++++ Given data

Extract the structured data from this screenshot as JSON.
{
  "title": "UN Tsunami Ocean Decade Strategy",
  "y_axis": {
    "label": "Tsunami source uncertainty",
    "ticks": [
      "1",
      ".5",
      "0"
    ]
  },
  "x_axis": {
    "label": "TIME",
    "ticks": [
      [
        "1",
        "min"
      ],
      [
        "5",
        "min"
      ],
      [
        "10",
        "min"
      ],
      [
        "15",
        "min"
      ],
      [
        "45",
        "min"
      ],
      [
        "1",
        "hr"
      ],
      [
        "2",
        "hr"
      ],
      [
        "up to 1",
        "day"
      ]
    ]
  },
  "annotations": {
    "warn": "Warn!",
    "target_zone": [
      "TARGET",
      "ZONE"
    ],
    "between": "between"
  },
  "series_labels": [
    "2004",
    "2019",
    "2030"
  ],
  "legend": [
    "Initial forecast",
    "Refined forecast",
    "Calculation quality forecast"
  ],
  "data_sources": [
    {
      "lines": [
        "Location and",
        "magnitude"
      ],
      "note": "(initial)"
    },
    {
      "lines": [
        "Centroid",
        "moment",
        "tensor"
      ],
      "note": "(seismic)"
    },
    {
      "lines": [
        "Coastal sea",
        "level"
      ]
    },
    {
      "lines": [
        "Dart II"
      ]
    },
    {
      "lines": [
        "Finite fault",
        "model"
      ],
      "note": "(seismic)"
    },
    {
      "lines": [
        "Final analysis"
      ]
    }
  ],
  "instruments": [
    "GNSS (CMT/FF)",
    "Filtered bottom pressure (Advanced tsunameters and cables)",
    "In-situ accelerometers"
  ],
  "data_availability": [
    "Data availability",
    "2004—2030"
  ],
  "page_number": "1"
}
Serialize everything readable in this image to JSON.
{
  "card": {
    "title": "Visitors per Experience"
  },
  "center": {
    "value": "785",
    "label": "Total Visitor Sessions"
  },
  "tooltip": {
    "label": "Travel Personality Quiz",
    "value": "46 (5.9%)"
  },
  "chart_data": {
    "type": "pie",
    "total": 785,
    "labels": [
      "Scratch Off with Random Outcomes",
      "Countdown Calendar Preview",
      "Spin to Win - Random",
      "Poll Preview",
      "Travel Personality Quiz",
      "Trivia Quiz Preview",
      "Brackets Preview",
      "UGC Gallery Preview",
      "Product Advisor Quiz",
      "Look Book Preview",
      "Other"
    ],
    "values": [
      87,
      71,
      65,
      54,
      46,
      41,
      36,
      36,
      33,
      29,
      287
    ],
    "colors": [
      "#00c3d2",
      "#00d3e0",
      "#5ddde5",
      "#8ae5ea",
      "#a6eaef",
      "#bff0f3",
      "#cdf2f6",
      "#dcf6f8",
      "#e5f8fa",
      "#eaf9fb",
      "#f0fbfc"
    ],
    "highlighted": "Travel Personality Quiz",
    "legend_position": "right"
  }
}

++++++++
++++ Given data

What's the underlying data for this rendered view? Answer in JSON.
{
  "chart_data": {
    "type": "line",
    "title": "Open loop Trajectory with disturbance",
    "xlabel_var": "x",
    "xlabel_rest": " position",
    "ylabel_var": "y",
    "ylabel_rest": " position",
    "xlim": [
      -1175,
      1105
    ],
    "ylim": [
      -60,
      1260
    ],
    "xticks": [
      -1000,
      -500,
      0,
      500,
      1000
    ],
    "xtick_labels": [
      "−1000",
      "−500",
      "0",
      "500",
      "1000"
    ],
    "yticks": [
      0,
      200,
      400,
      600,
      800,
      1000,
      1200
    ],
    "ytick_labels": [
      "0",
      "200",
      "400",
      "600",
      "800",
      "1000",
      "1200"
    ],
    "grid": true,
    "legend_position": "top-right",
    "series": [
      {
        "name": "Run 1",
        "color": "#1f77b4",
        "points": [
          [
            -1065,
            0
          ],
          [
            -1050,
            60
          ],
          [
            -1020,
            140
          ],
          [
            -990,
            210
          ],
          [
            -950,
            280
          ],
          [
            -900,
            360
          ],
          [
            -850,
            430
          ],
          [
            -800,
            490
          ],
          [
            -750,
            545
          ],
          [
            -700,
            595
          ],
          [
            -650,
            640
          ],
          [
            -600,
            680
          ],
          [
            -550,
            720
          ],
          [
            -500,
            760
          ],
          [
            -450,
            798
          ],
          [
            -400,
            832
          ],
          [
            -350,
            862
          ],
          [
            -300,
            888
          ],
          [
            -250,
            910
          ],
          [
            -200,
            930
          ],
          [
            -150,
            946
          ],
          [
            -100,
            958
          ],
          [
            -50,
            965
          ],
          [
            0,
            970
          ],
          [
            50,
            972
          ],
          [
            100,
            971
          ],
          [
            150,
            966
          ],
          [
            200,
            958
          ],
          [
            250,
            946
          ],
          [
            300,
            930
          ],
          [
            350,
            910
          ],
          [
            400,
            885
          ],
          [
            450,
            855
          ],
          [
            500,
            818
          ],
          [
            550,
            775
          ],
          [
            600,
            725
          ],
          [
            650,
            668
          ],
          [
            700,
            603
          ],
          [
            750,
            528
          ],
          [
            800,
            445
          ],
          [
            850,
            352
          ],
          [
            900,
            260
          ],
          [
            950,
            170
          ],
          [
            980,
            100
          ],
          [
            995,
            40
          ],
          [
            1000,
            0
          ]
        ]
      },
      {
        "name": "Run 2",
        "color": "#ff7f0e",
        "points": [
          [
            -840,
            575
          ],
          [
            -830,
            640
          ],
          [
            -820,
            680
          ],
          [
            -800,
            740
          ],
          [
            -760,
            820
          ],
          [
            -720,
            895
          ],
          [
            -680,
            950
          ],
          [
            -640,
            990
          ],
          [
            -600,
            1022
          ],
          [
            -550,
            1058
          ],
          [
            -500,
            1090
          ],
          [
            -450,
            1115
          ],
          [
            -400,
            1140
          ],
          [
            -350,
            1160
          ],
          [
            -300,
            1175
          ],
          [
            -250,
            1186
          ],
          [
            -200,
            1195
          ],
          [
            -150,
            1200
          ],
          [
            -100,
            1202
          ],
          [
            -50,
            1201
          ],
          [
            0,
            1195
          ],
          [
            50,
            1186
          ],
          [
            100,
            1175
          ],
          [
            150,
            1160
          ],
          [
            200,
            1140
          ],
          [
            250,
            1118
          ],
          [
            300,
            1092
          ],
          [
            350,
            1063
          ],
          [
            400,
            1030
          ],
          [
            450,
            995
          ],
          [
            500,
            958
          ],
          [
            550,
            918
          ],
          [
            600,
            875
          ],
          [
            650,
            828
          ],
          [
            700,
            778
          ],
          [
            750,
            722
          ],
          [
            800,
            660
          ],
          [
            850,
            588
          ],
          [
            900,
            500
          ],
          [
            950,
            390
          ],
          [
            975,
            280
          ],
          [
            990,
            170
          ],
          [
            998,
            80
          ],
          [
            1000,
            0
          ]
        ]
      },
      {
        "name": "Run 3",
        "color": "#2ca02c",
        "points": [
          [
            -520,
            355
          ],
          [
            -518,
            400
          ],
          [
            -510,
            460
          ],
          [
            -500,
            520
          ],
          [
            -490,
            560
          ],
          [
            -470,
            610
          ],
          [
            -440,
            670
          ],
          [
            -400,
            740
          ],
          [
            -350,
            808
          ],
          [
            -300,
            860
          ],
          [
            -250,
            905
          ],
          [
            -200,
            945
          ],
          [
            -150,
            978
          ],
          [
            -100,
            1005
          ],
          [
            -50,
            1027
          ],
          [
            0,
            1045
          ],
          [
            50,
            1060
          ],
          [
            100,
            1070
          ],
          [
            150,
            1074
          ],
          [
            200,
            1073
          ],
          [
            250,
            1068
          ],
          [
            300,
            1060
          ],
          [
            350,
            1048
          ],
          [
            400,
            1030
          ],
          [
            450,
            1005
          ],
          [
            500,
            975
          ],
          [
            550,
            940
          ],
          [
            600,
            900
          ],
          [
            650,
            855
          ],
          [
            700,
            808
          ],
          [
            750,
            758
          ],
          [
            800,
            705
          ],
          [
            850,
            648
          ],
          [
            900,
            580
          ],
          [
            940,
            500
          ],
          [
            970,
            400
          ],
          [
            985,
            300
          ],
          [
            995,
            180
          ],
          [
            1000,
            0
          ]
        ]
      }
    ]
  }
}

++++++++

Written problem: Take every line from the data above that holds "Personality" and copy it out.

The output:
    "label": "Travel Personality Quiz",
      "Travel Personality Quiz",
    "highlighted": "Travel Personality Quiz",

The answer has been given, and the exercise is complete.